--- begin ---

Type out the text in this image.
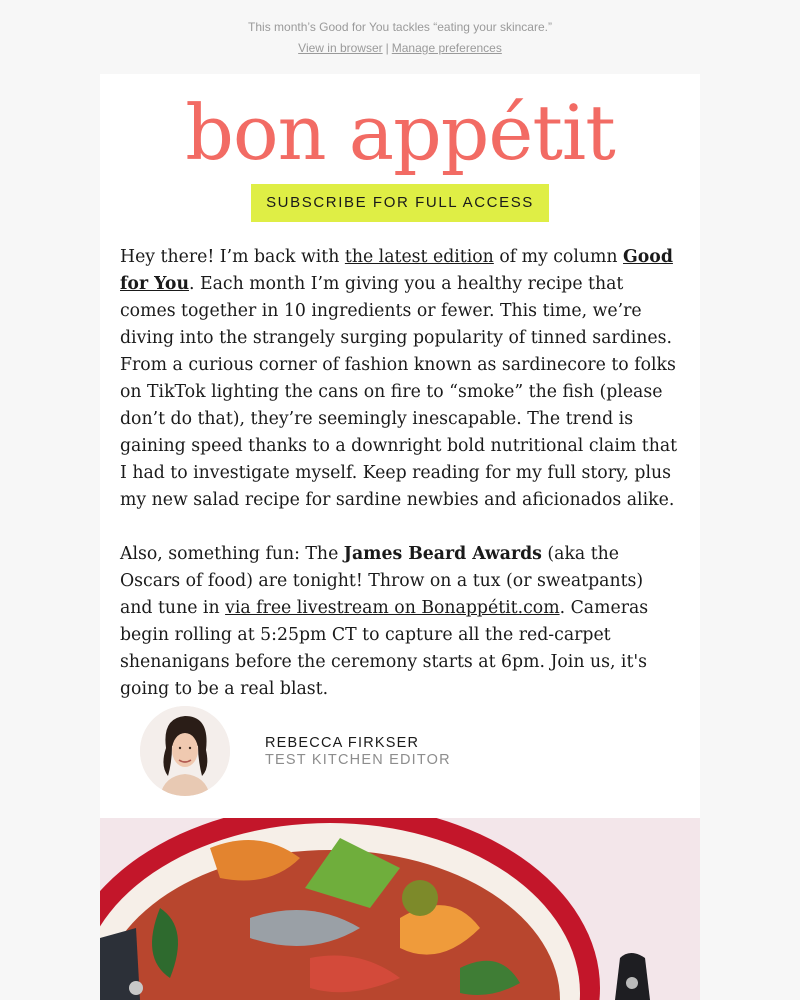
This month’s Good for You tackles “eating your skincare.”
View in browser | Manage preferences
bon appétit
SUBSCRIBE FOR FULL ACCESS

Hey there! I’m back with the latest edition of my column Good for You. Each month I’m giving you a healthy recipe that comes together in 10 ingredients or fewer. This time, we’re diving into the strangely surging popularity of tinned sardines. From a curious corner of fashion known as sardinecore to folks on TikTok lighting the cans on fire to “smoke” the fish (please don’t do that), they’re seemingly inescapable. The trend is gaining speed thanks to a downright bold nutritional claim that I had to investigate myself. Keep reading for my full story, plus my new salad recipe for sardine newbies and aficionados alike.

Also, something fun: The James Beard Awards (aka the Oscars of food) are tonight! Throw on a tux (or sweatpants) and tune in via free livestream on Bonappétit.com. Cameras begin rolling at 5:25pm CT to capture all the red-carpet shenanigans before the ceremony starts at 6pm. Join us, it's going to be a real blast.

REBECCA FIRKSER
TEST KITCHEN EDITOR
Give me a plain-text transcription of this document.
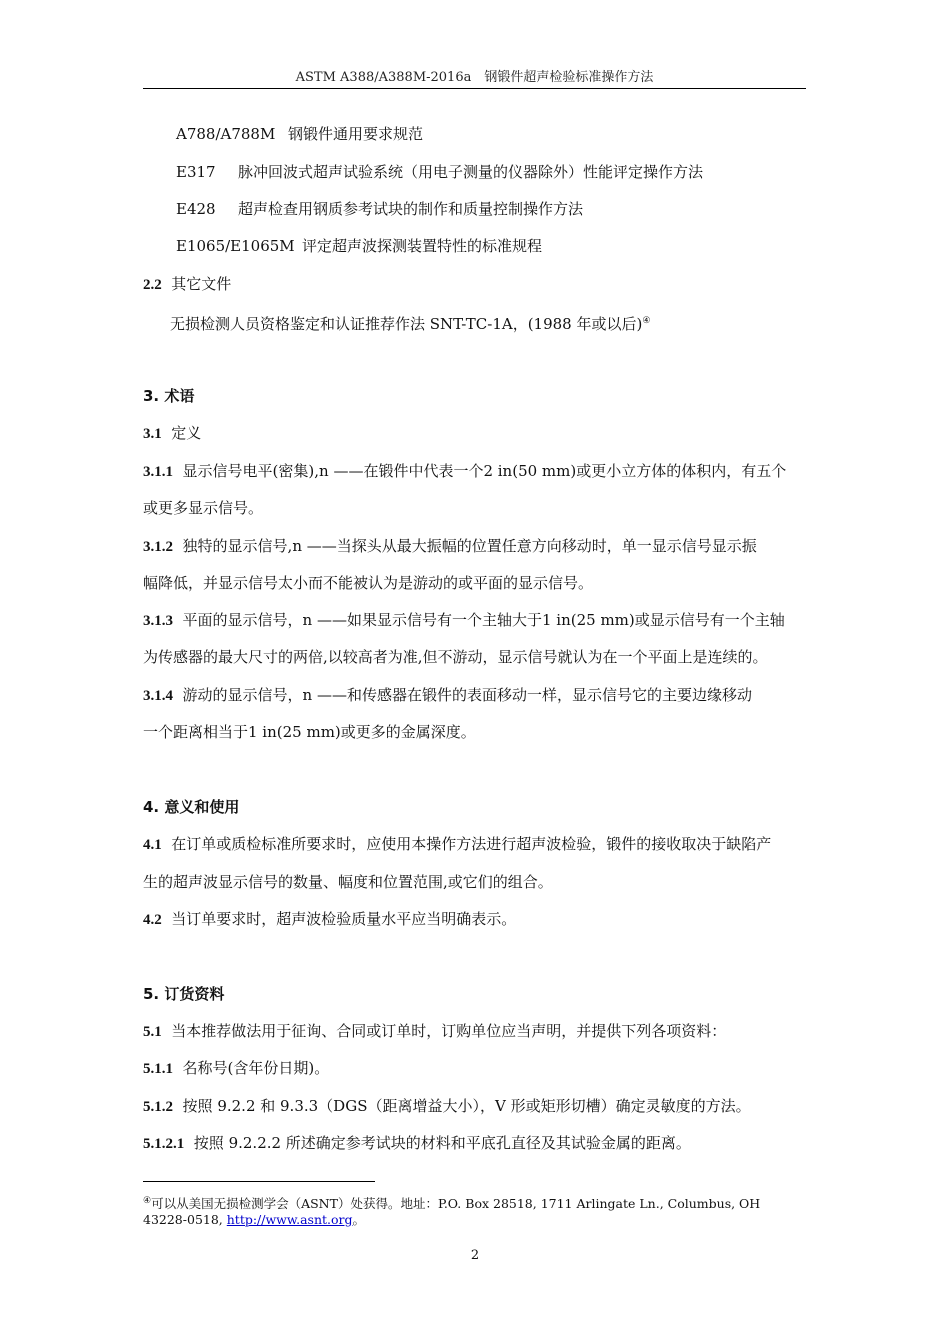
ASTM A388/A388M-2016a　钢锻件超声检验标准操作方法
A788/A788M 钢锻件通用要求规范
E317 脉冲回波式超声试验系统（用电子测量的仪器除外）性能评定操作方法
E428 超声检查用钢质参考试块的制作和质量控制操作方法
E1065/E1065M 评定超声波探测装置特性的标准规程
2.2 其它文件
无损检测人员资格鉴定和认证推荐作法 SNT-TC-1A，(1988 年或以后)④
3. 术语
3.1 定义
3.1.1 显示信号电平(密集),n ——在锻件中代表一个2 in(50 mm)或更小立方体的体积内，有五个
或更多显示信号。
3.1.2 独特的显示信号,n ——当探头从最大振幅的位置任意方向移动时，单一显示信号显示振
幅降低，并显示信号太小而不能被认为是游动的或平面的显示信号。
3.1.3 平面的显示信号，n ——如果显示信号有一个主轴大于1 in(25 mm)或显示信号有一个主轴
为传感器的最大尺寸的两倍,以较高者为准,但不游动，显示信号就认为在一个平面上是连续的。
3.1.4 游动的显示信号，n ——和传感器在锻件的表面移动一样，显示信号它的主要边缘移动
一个距离相当于1 in(25 mm)或更多的金属深度。
4. 意义和使用
4.1 在订单或质检标准所要求时，应使用本操作方法进行超声波检验，锻件的接收取决于缺陷产
生的超声波显示信号的数量、幅度和位置范围,或它们的组合。
4.2 当订单要求时，超声波检验质量水平应当明确表示。
5. 订货资料
5.1 当本推荐做法用于征询、合同或订单时，订购单位应当声明，并提供下列各项资料：
5.1.1 名称号(含年份日期)。
5.1.2 按照 9.2.2 和 9.3.3（DGS（距离增益大小），V 形或矩形切槽）确定灵敏度的方法。
5.1.2.1 按照 9.2.2.2 所述确定参考试块的材料和平底孔直径及其试验金属的距离。
④可以从美国无损检测学会（ASNT）处获得。地址：P.O. Box 28518, 1711 Arlingate Ln., Columbus, OH
43228-0518, http://www.asnt.org。
2
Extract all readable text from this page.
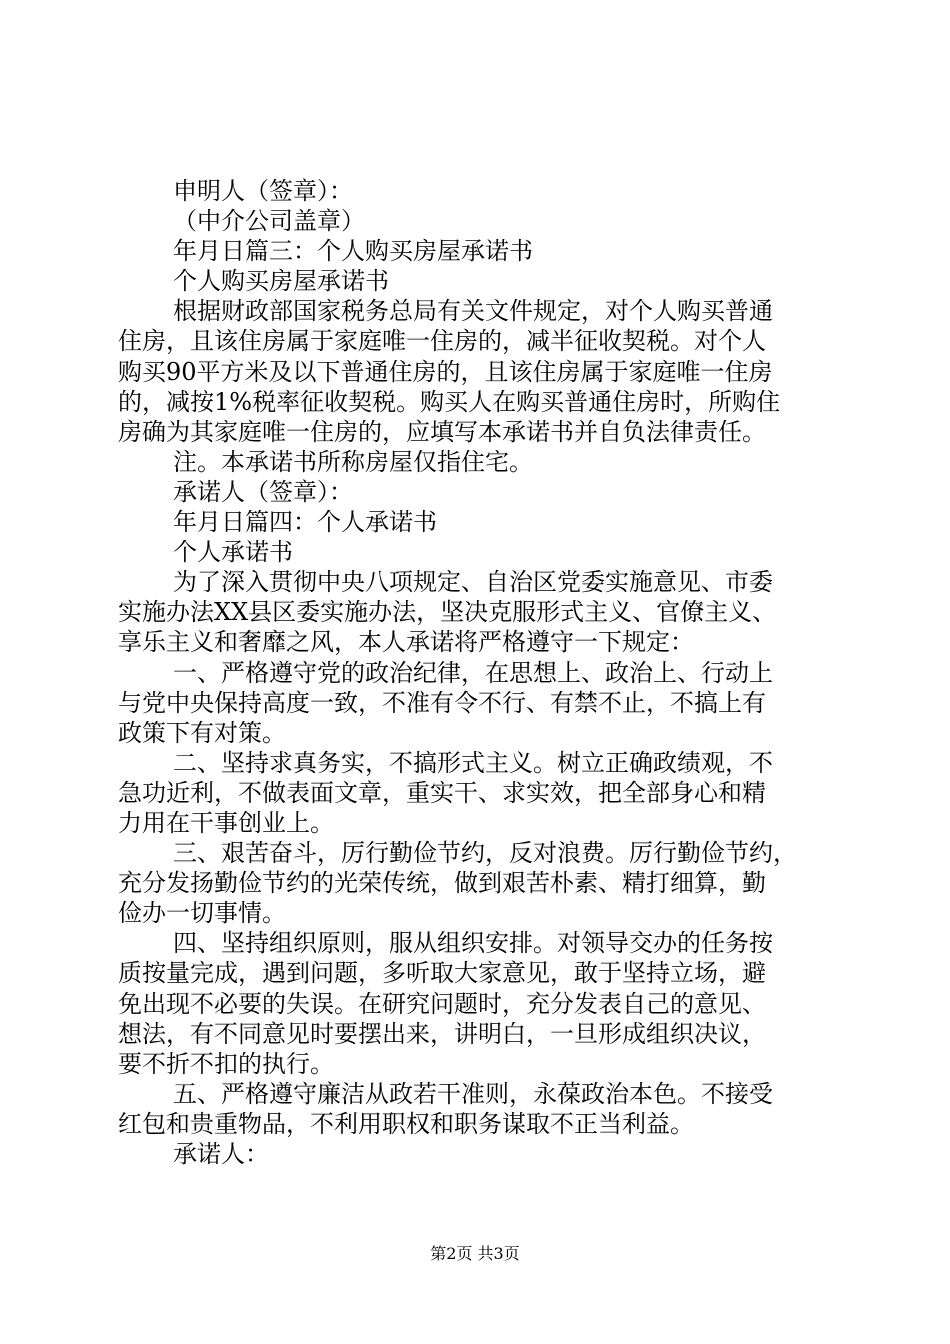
申明人（签章）：
（中介公司盖章）
年月日篇三：个人购买房屋承诺书
个人购买房屋承诺书
根据财政部国家税务总局有关文件规定，对个人购买普通
住房，且该住房属于家庭唯一住房的，减半征收契税。对个人
购买90平方米及以下普通住房的，且该住房属于家庭唯一住房
的，减按1%税率征收契税。购买人在购买普通住房时，所购住
房确为其家庭唯一住房的，应填写本承诺书并自负法律责任。
注。本承诺书所称房屋仅指住宅。
承诺人（签章）：
年月日篇四：个人承诺书
个人承诺书
为了深入贯彻中央八项规定、自治区党委实施意见、市委
实施办法XX县区委实施办法，坚决克服形式主义、官僚主义、
享乐主义和奢靡之风，本人承诺将严格遵守一下规定：
一、严格遵守党的政治纪律，在思想上、政治上、行动上
与党中央保持高度一致，不准有令不行、有禁不止，不搞上有
政策下有对策。
二、坚持求真务实，不搞形式主义。树立正确政绩观，不
急功近利，不做表面文章，重实干、求实效，把全部身心和精
力用在干事创业上。
三、艰苦奋斗，厉行勤俭节约，反对浪费。厉行勤俭节约，
充分发扬勤俭节约的光荣传统，做到艰苦朴素、精打细算，勤
俭办一切事情。
四、坚持组织原则，服从组织安排。对领导交办的任务按
质按量完成，遇到问题，多听取大家意见，敢于坚持立场，避
免出现不必要的失误。在研究问题时，充分发表自己的意见、
想法，有不同意见时要摆出来，讲明白，一旦形成组织决议，
要不折不扣的执行。
五、严格遵守廉洁从政若干准则，永葆政治本色。不接受
红包和贵重物品，不利用职权和职务谋取不正当利益。
承诺人：
第2页 共3页
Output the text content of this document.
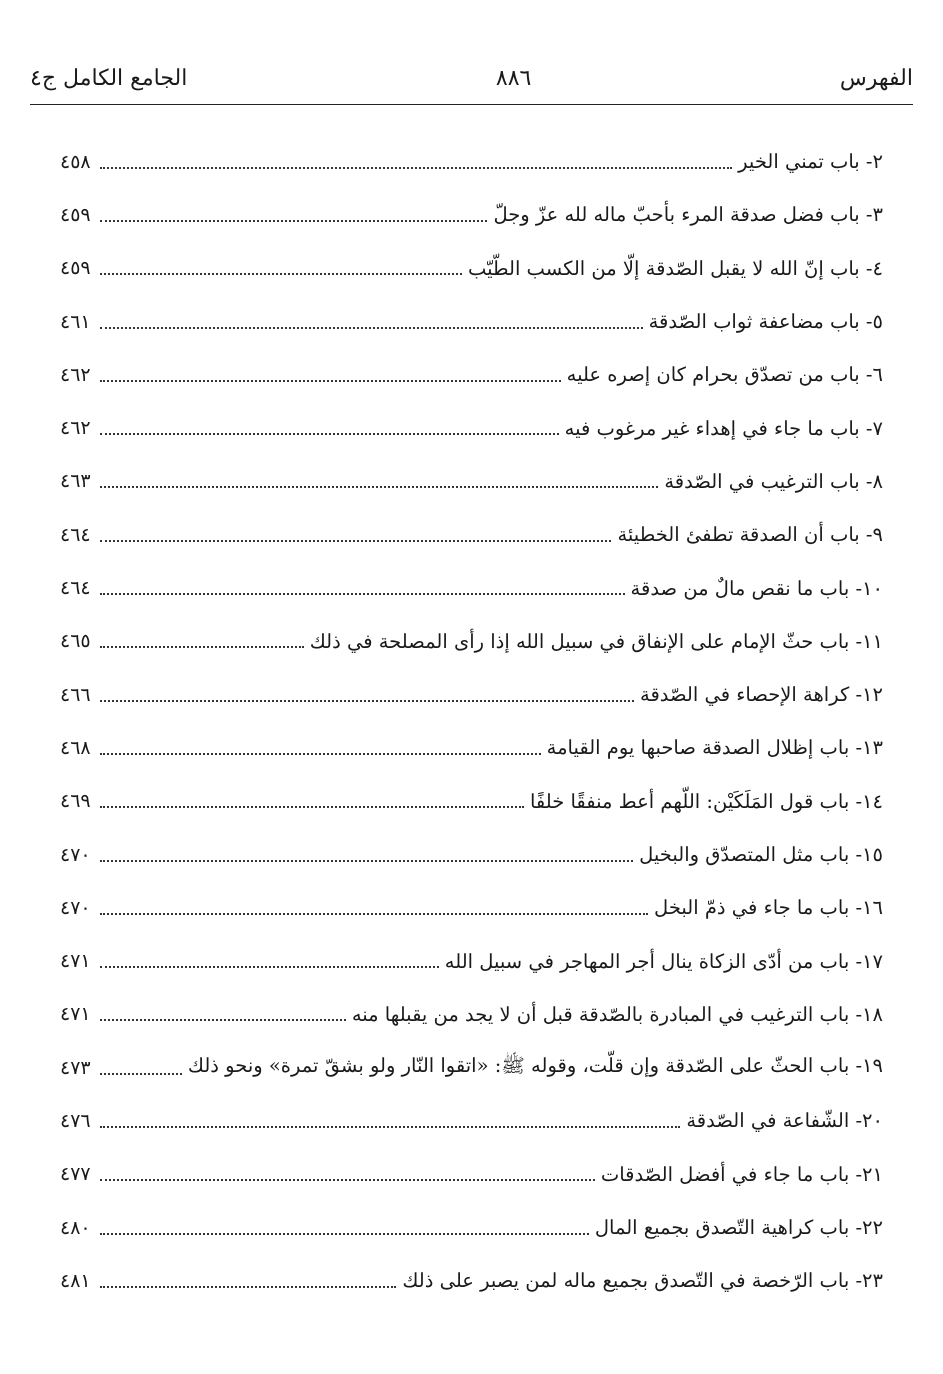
الفهرس
٨٨٦
الجامع الكامل ج٤
٢- باب تمني الخير
٤٥٨
٣- باب فضل صدقة المرء بأحبّ ماله لله عزّ وجلّ
٤٥٩
٤- باب إنّ الله لا يقبل الصّدقة إلّا من الكسب الطّيّب
٤٥٩
٥- باب مضاعفة ثواب الصّدقة
٤٦١
٦- باب من تصدّق بحرام كان إصره عليه
٤٦٢
٧- باب ما جاء في إهداء غير مرغوب فيه
٤٦٢
٨- باب الترغيب في الصّدقة
٤٦٣
٩- باب أن الصدقة تطفئ الخطيئة
٤٦٤
١٠- باب ما نقص مالٌ من صدقة
٤٦٤
١١- باب حثّ الإمام على الإنفاق في سبيل الله إذا رأى المصلحة في ذلك
٤٦٥
١٢- كراهة الإحصاء في الصّدقة
٤٦٦
١٣- باب إظلال الصدقة صاحبها يوم القيامة
٤٦٨
١٤- باب قول المَلَكَيْن: اللّهم أعط منفقًا خلفًا
٤٦٩
١٥- باب مثل المتصدّق والبخيل
٤٧٠
١٦- باب ما جاء في ذمّ البخل
٤٧٠
١٧- باب من أدّى الزكاة ينال أجر المهاجر في سبيل الله
٤٧١
١٨- باب الترغيب في المبادرة بالصّدقة قبل أن لا يجد من يقبلها منه
٤٧١
١٩- باب الحثّ على الصّدقة وإن قلّت، وقوله ﷺ: «اتقوا النّار ولو بشقّ تمرة» ونحو ذلك
٤٧٣
٢٠- الشّفاعة في الصّدقة
٤٧٦
٢١- باب ما جاء في أفضل الصّدقات
٤٧٧
٢٢- باب كراهية التّصدق بجميع المال
٤٨٠
٢٣- باب الرّخصة في التّصدق بجميع ماله لمن يصبر على ذلك
٤٨١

--- end ---

> [What you should do]: Repeat the listing in full and exactly. Leave any pictures out.

> [Solution to this exercise]:
Type out the text in this image.
This month’s Good for You tackles “eating your skincare.”
View in browser | Manage preferences
bon appétit
SUBSCRIBE FOR FULL ACCESS

Hey there! I’m back with the latest edition of my column Good for You. Each month I’m giving you a healthy recipe that comes together in 10 ingredients or fewer. This time, we’re diving into the strangely surging popularity of tinned sardines. From a curious corner of fashion known as sardinecore to folks on TikTok lighting the cans on fire to “smoke” the fish (please don’t do that), they’re seemingly inescapable. The trend is gaining speed thanks to a downright bold nutritional claim that I had to investigate myself. Keep reading for my full story, plus my new salad recipe for sardine newbies and aficionados alike.

Also, something fun: The James Beard Awards (aka the Oscars of food) are tonight! Throw on a tux (or sweatpants) and tune in via free livestream on Bonappétit.com. Cameras begin rolling at 5:25pm CT to capture all the red-carpet shenanigans before the ceremony starts at 6pm. Join us, it's going to be a real blast.

REBECCA FIRKSER
TEST KITCHEN EDITOR
Give me a plain-text transcription of this document.
ASTM A388/A388M-2016a　钢锻件超声检验标准操作方法
A788/A788M 钢锻件通用要求规范
E317 脉冲回波式超声试验系统（用电子测量的仪器除外）性能评定操作方法
E428 超声检查用钢质参考试块的制作和质量控制操作方法
E1065/E1065M 评定超声波探测装置特性的标准规程
2.2 其它文件
无损检测人员资格鉴定和认证推荐作法 SNT-TC-1A，(1988 年或以后)④
3. 术语
3.1 定义
3.1.1 显示信号电平(密集),n ——在锻件中代表一个2 in(50 mm)或更小立方体的体积内，有五个
或更多显示信号。
3.1.2 独特的显示信号,n ——当探头从最大振幅的位置任意方向移动时，单一显示信号显示振
幅降低，并显示信号太小而不能被认为是游动的或平面的显示信号。
3.1.3 平面的显示信号，n ——如果显示信号有一个主轴大于1 in(25 mm)或显示信号有一个主轴
为传感器的最大尺寸的两倍,以较高者为准,但不游动，显示信号就认为在一个平面上是连续的。
3.1.4 游动的显示信号，n ——和传感器在锻件的表面移动一样，显示信号它的主要边缘移动
一个距离相当于1 in(25 mm)或更多的金属深度。
4. 意义和使用
4.1 在订单或质检标准所要求时，应使用本操作方法进行超声波检验，锻件的接收取决于缺陷产
生的超声波显示信号的数量、幅度和位置范围,或它们的组合。
4.2 当订单要求时，超声波检验质量水平应当明确表示。
5. 订货资料
5.1 当本推荐做法用于征询、合同或订单时，订购单位应当声明，并提供下列各项资料：
5.1.1 名称号(含年份日期)。
5.1.2 按照 9.2.2 和 9.3.3（DGS（距离增益大小），V 形或矩形切槽）确定灵敏度的方法。
5.1.2.1 按照 9.2.2.2 所述确定参考试块的材料和平底孔直径及其试验金属的距离。
④可以从美国无损检测学会（ASNT）处获得。地址：P.O. Box 28518, 1711 Arlingate Ln., Columbus, OH
43228-0518, http://www.asnt.org。
2
Extract all readable text from this page.
申明人（签章）：
（中介公司盖章）
年月日篇三：个人购买房屋承诺书
个人购买房屋承诺书
根据财政部国家税务总局有关文件规定，对个人购买普通
住房，且该住房属于家庭唯一住房的，减半征收契税。对个人
购买90平方米及以下普通住房的，且该住房属于家庭唯一住房
的，减按1%税率征收契税。购买人在购买普通住房时，所购住
房确为其家庭唯一住房的，应填写本承诺书并自负法律责任。
注。本承诺书所称房屋仅指住宅。
承诺人（签章）：
年月日篇四：个人承诺书
个人承诺书
为了深入贯彻中央八项规定、自治区党委实施意见、市委
实施办法XX县区委实施办法，坚决克服形式主义、官僚主义、
享乐主义和奢靡之风，本人承诺将严格遵守一下规定：
一、严格遵守党的政治纪律，在思想上、政治上、行动上
与党中央保持高度一致，不准有令不行、有禁不止，不搞上有
政策下有对策。
二、坚持求真务实，不搞形式主义。树立正确政绩观，不
急功近利，不做表面文章，重实干、求实效，把全部身心和精
力用在干事创业上。
三、艰苦奋斗，厉行勤俭节约，反对浪费。厉行勤俭节约，
充分发扬勤俭节约的光荣传统，做到艰苦朴素、精打细算，勤
俭办一切事情。
四、坚持组织原则，服从组织安排。对领导交办的任务按
质按量完成，遇到问题，多听取大家意见，敢于坚持立场，避
免出现不必要的失误。在研究问题时，充分发表自己的意见、
想法，有不同意见时要摆出来，讲明白，一旦形成组织决议，
要不折不扣的执行。
五、严格遵守廉洁从政若干准则，永葆政治本色。不接受
红包和贵重物品，不利用职权和职务谋取不正当利益。
承诺人：
第2页 共3页
Output the text content of this document.
الفهرس
٨٨٦
الجامع الكامل ج٤
٢- باب تمني الخير
٤٥٨
٣- باب فضل صدقة المرء بأحبّ ماله لله عزّ وجلّ
٤٥٩
٤- باب إنّ الله لا يقبل الصّدقة إلّا من الكسب الطّيّب
٤٥٩
٥- باب مضاعفة ثواب الصّدقة
٤٦١
٦- باب من تصدّق بحرام كان إصره عليه
٤٦٢
٧- باب ما جاء في إهداء غير مرغوب فيه
٤٦٢
٨- باب الترغيب في الصّدقة
٤٦٣
٩- باب أن الصدقة تطفئ الخطيئة
٤٦٤
١٠- باب ما نقص مالٌ من صدقة
٤٦٤
١١- باب حثّ الإمام على الإنفاق في سبيل الله إذا رأى المصلحة في ذلك
٤٦٥
١٢- كراهة الإحصاء في الصّدقة
٤٦٦
١٣- باب إظلال الصدقة صاحبها يوم القيامة
٤٦٨
١٤- باب قول المَلَكَيْن: اللّهم أعط منفقًا خلفًا
٤٦٩
١٥- باب مثل المتصدّق والبخيل
٤٧٠
١٦- باب ما جاء في ذمّ البخل
٤٧٠
١٧- باب من أدّى الزكاة ينال أجر المهاجر في سبيل الله
٤٧١
١٨- باب الترغيب في المبادرة بالصّدقة قبل أن لا يجد من يقبلها منه
٤٧١
١٩- باب الحثّ على الصّدقة وإن قلّت، وقوله ﷺ: «اتقوا النّار ولو بشقّ تمرة» ونحو ذلك
٤٧٣
٢٠- الشّفاعة في الصّدقة
٤٧٦
٢١- باب ما جاء في أفضل الصّدقات
٤٧٧
٢٢- باب كراهية التّصدق بجميع المال
٤٨٠
٢٣- باب الرّخصة في التّصدق بجميع ماله لمن يصبر على ذلك
٤٨١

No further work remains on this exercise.